Problem details: Write the records out again exactly, leaving no images in.

Records shown:
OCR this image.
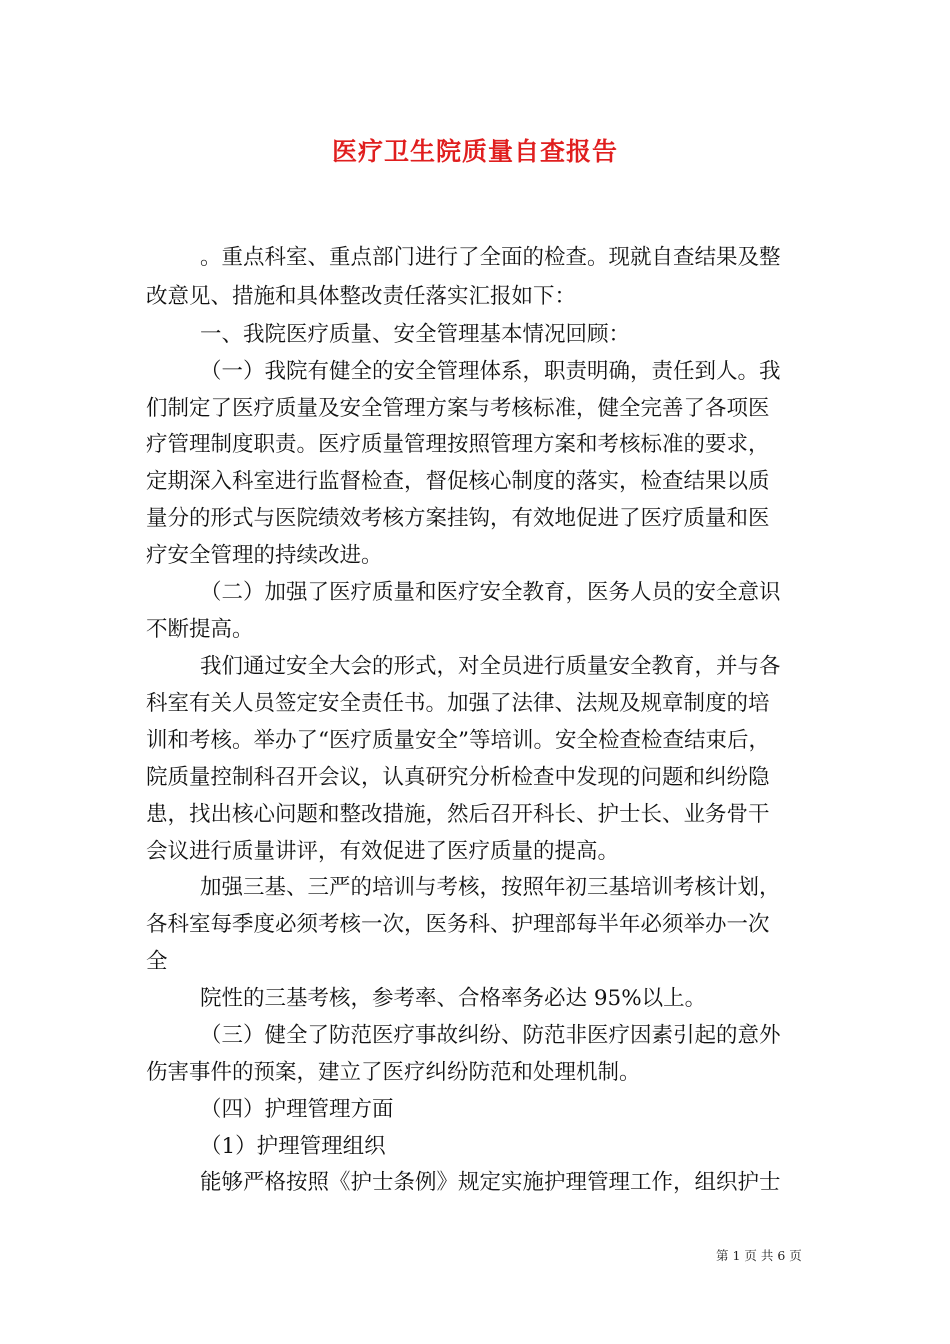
医疗卫生院质量自查报告
。重点科室、重点部门进行了全面的检查。现就自查结果及整
改意见、措施和具体整改责任落实汇报如下：
一、我院医疗质量、安全管理基本情况回顾：
（一）我院有健全的安全管理体系，职责明确，责任到人。我
们制定了医疗质量及安全管理方案与考核标准，健全完善了各项医
疗管理制度职责。医疗质量管理按照管理方案和考核标准的要求，
定期深入科室进行监督检查，督促核心制度的落实，检查结果以质
量分的形式与医院绩效考核方案挂钩，有效地促进了医疗质量和医
疗安全管理的持续改进。
（二）加强了医疗质量和医疗安全教育，医务人员的安全意识
不断提高。
我们通过安全大会的形式，对全员进行质量安全教育，并与各
科室有关人员签定安全责任书。加强了法律、法规及规章制度的培
训和考核。举办了“医疗质量安全”等培训。安全检查检查结束后，
院质量控制科召开会议，认真研究分析检查中发现的问题和纠纷隐
患，找出核心问题和整改措施，然后召开科长、护士长、业务骨干
会议进行质量讲评，有效促进了医疗质量的提高。
加强三基、三严的培训与考核，按照年初三基培训考核计划，
各科室每季度必须考核一次，医务科、护理部每半年必须举办一次
全
院性的三基考核，参考率、合格率务必达 95%以上。
（三）健全了防范医疗事故纠纷、防范非医疗因素引起的意外
伤害事件的预案，建立了医疗纠纷防范和处理机制。
（四）护理管理方面
（1）护理管理组织
能够严格按照《护士条例》规定实施护理管理工作，组织护士
第 1 页 共 6 页
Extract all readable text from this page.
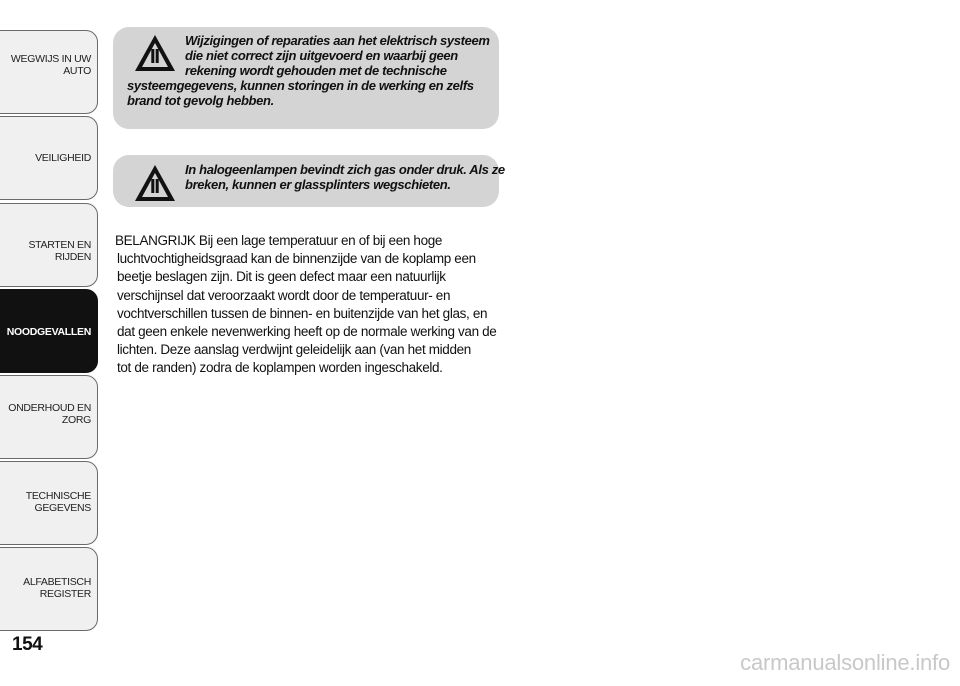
WEGWIJS IN UW
AUTO
VEILIGHEID
STARTEN EN RIJDEN
NOODGEVALLEN
ONDERHOUD EN
ZORG
TECHNISCHE
GEGEVENS
ALFABETISCH
REGISTER
154
Wijzigingen of reparaties aan het elektrisch systeem
die niet correct zijn uitgevoerd en waarbij geen
rekening wordt gehouden met de technische
systeemgegevens, kunnen storingen in de werking en zelfs
brand tot gevolg hebben.
In halogeenlampen bevindt zich gas onder druk. Als ze
breken, kunnen er glassplinters wegschieten.
BELANGRIJK Bij een lage temperatuur en of bij een hoge
luchtvochtigheidsgraad kan de binnenzijde van de koplamp een
beetje beslagen zijn. Dit is geen defect maar een natuurlijk
verschijnsel dat veroorzaakt wordt door de temperatuur- en
vochtverschillen tussen de binnen- en buitenzijde van het glas, en
dat geen enkele nevenwerking heeft op de normale werking van de
lichten. Deze aanslag verdwijnt geleidelijk aan (van het midden
tot de randen) zodra de koplampen worden ingeschakeld.
carmanualsonline.info
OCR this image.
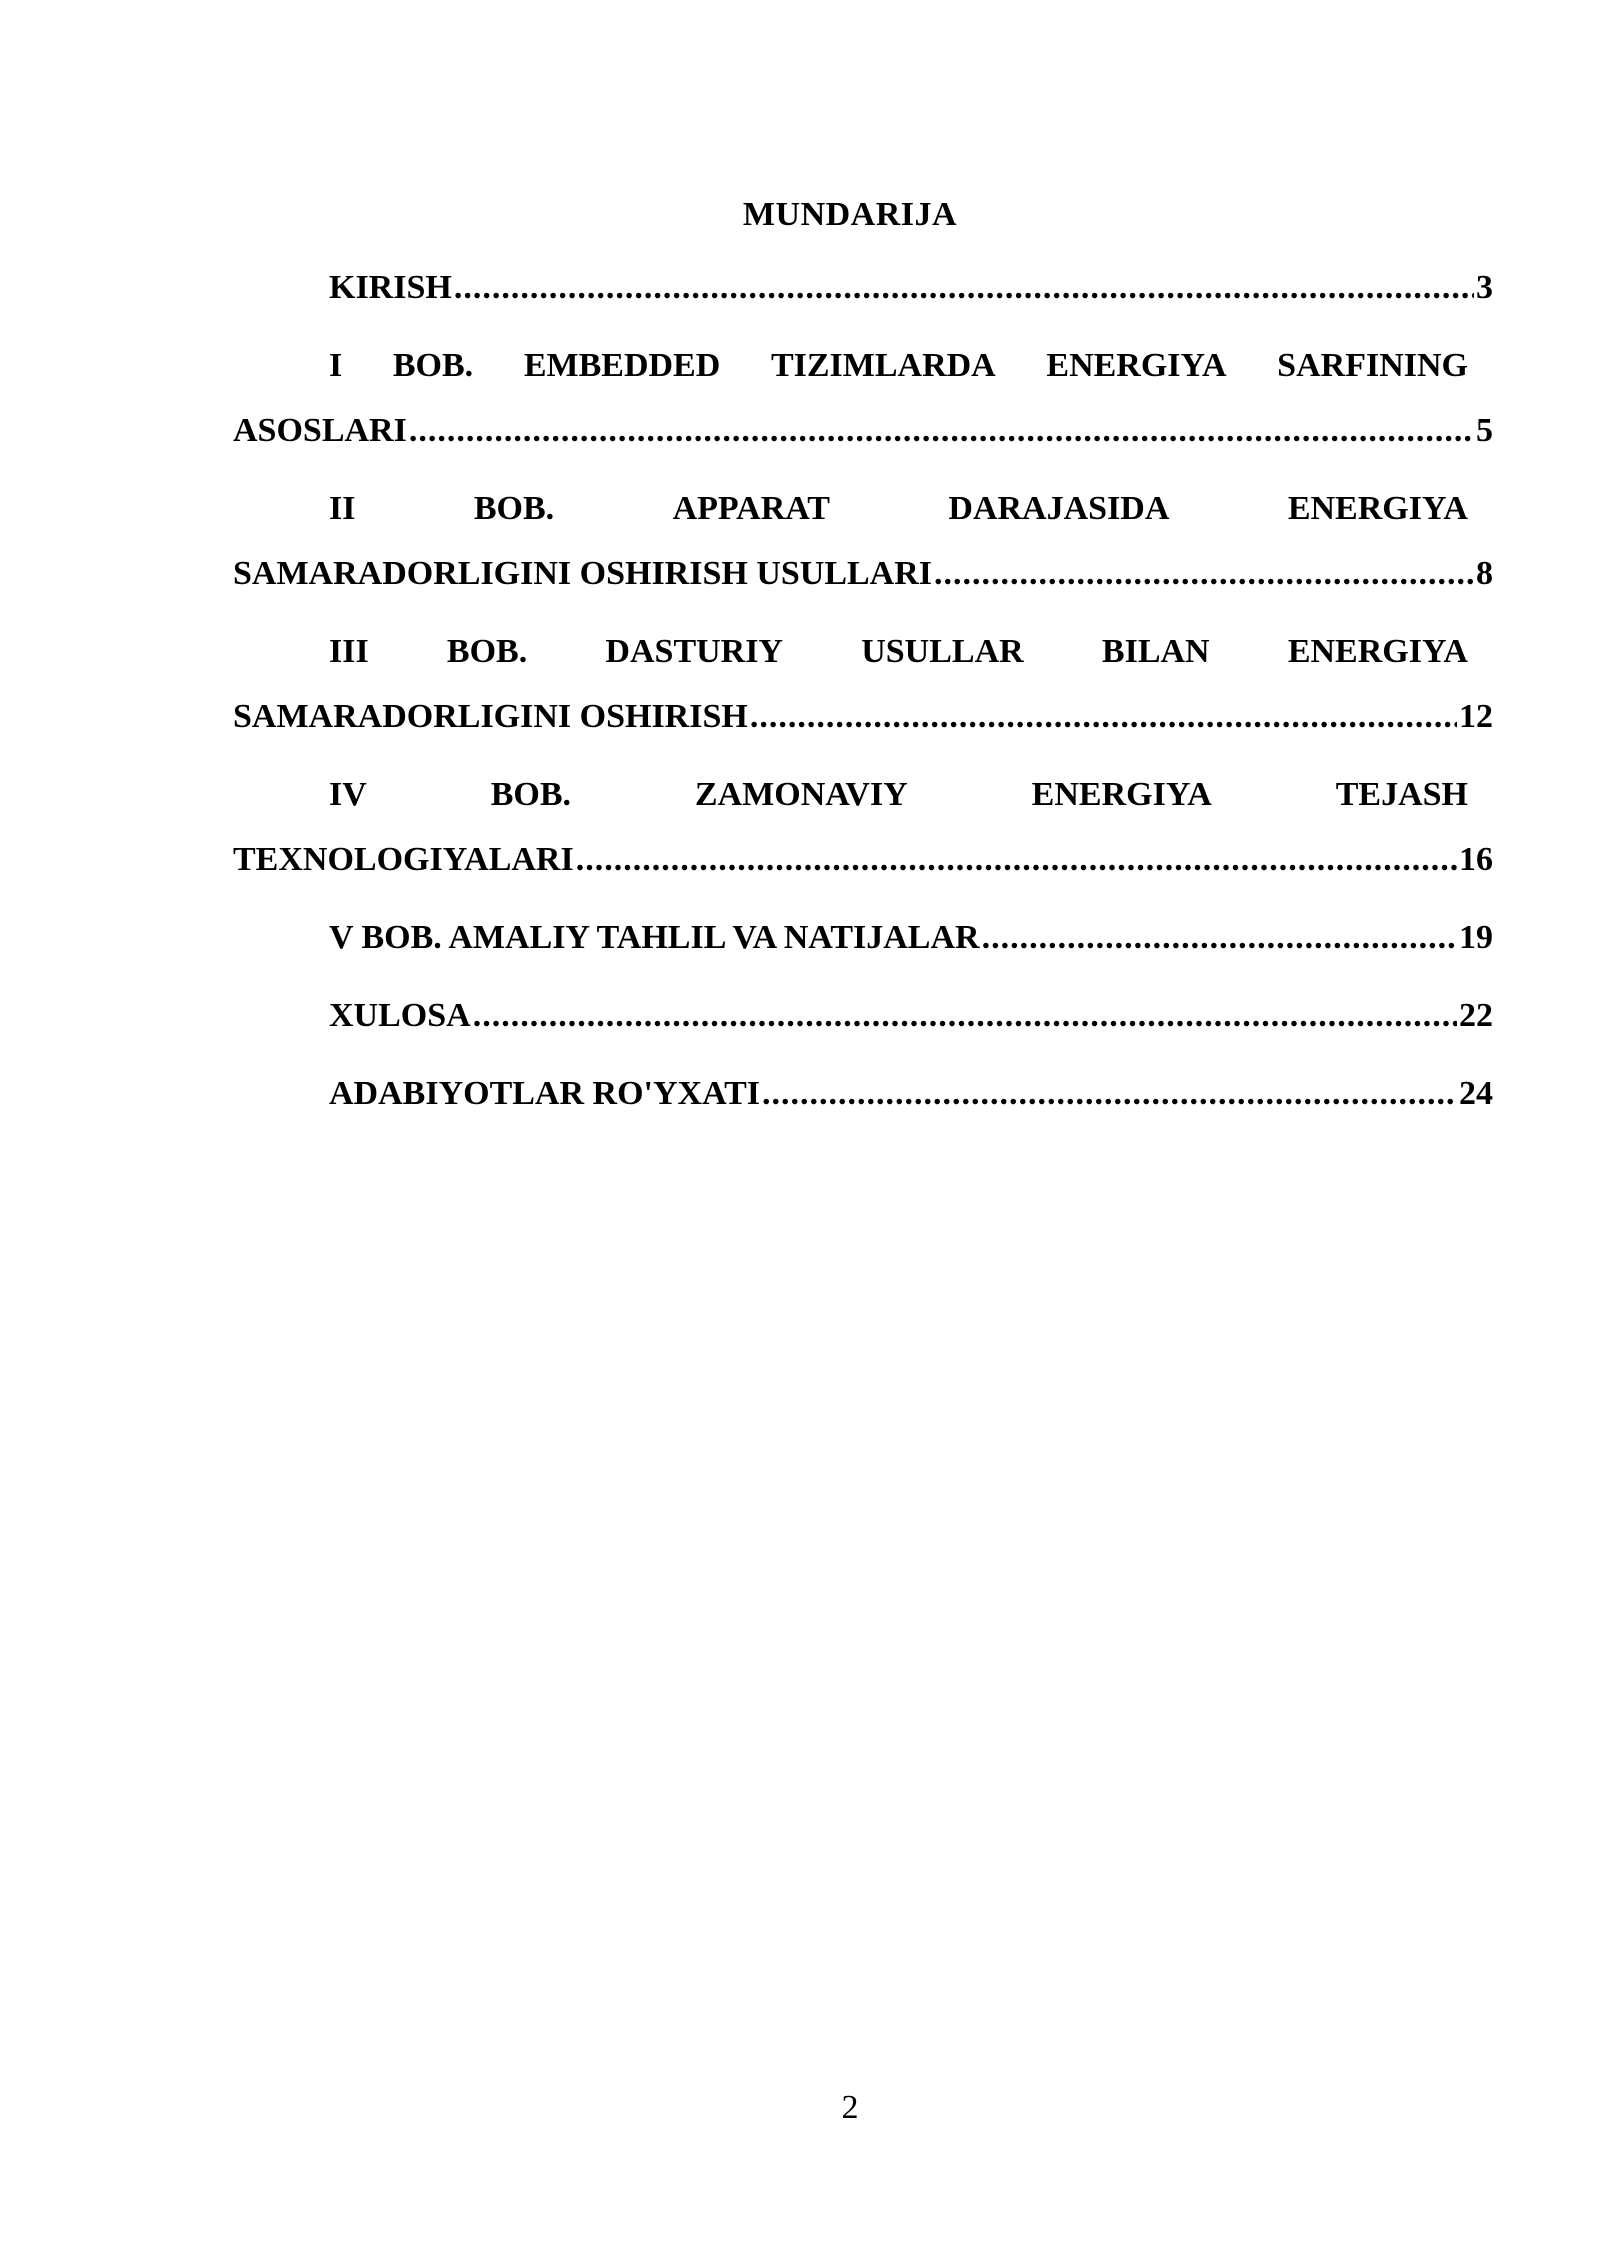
MUNDARIJA
KIRISH .....	3
I BOB. EMBEDDED TIZIMLARDA ENERGIYA SARFINING
ASOSLARI .....	5
II	BOB.	APPARAT	DARAJASIDA	ENERGIYA
SAMARADORLIGINI OSHIRISH USULLARI .....	8
III BOB. DASTURIY USULLAR BILAN ENERGIYA
SAMARADORLIGINI OSHIRISH .....	12
IV	BOB.	ZAMONAVIY	ENERGIYA	TEJASH
TEXNOLOGIYALARI .....	16
V BOB. AMALIY TAHLIL VA NATIJALAR .....	19
XULOSA .....	22
ADABIYOTLAR RO'YXATI .....	24
2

Task solution:
OCR this image.
医疗卫生院质量自查报告
。重点科室、重点部门进行了全面的检查。现就自查结果及整
改意见、措施和具体整改责任落实汇报如下：
一、我院医疗质量、安全管理基本情况回顾：
（一）我院有健全的安全管理体系，职责明确，责任到人。我
们制定了医疗质量及安全管理方案与考核标准，健全完善了各项医
疗管理制度职责。医疗质量管理按照管理方案和考核标准的要求，
定期深入科室进行监督检查，督促核心制度的落实，检查结果以质
量分的形式与医院绩效考核方案挂钩，有效地促进了医疗质量和医
疗安全管理的持续改进。
（二）加强了医疗质量和医疗安全教育，医务人员的安全意识
不断提高。
我们通过安全大会的形式，对全员进行质量安全教育，并与各
科室有关人员签定安全责任书。加强了法律、法规及规章制度的培
训和考核。举办了“医疗质量安全”等培训。安全检查检查结束后，
院质量控制科召开会议，认真研究分析检查中发现的问题和纠纷隐
患，找出核心问题和整改措施，然后召开科长、护士长、业务骨干
会议进行质量讲评，有效促进了医疗质量的提高。
加强三基、三严的培训与考核，按照年初三基培训考核计划，
各科室每季度必须考核一次，医务科、护理部每半年必须举办一次
全
院性的三基考核，参考率、合格率务必达 95%以上。
（三）健全了防范医疗事故纠纷、防范非医疗因素引起的意外
伤害事件的预案，建立了医疗纠纷防范和处理机制。
（四）护理管理方面
（1）护理管理组织
能够严格按照《护士条例》规定实施护理管理工作，组织护士
第 1 页 共 6 页
Extract all readable text from this page.
WEGWIJS IN UW
AUTO
VEILIGHEID
STARTEN EN RIJDEN
NOODGEVALLEN
ONDERHOUD EN
ZORG
TECHNISCHE
GEGEVENS
ALFABETISCH
REGISTER
154
Wijzigingen of reparaties aan het elektrisch systeem
die niet correct zijn uitgevoerd en waarbij geen
rekening wordt gehouden met de technische
systeemgegevens, kunnen storingen in de werking en zelfs
brand tot gevolg hebben.
In halogeenlampen bevindt zich gas onder druk. Als ze
breken, kunnen er glassplinters wegschieten.
BELANGRIJK Bij een lage temperatuur en of bij een hoge
luchtvochtigheidsgraad kan de binnenzijde van de koplamp een
beetje beslagen zijn. Dit is geen defect maar een natuurlijk
verschijnsel dat veroorzaakt wordt door de temperatuur- en
vochtverschillen tussen de binnen- en buitenzijde van het glas, en
dat geen enkele nevenwerking heeft op de normale werking van de
lichten. Deze aanslag verdwijnt geleidelijk aan (van het midden
tot de randen) zodra de koplampen worden ingeschakeld.
carmanualsonline.info
OCR this image.
MUNDARIJA
KIRISH .....	3
I BOB. EMBEDDED TIZIMLARDA ENERGIYA SARFINING
ASOSLARI .....	5
II	BOB.	APPARAT	DARAJASIDA	ENERGIYA
SAMARADORLIGINI OSHIRISH USULLARI .....	8
III BOB. DASTURIY USULLAR BILAN ENERGIYA
SAMARADORLIGINI OSHIRISH .....	12
IV	BOB.	ZAMONAVIY	ENERGIYA	TEJASH
TEXNOLOGIYALARI .....	16
V BOB. AMALIY TAHLIL VA NATIJALAR .....	19
XULOSA .....	22
ADABIYOTLAR RO'YXATI .....	24
2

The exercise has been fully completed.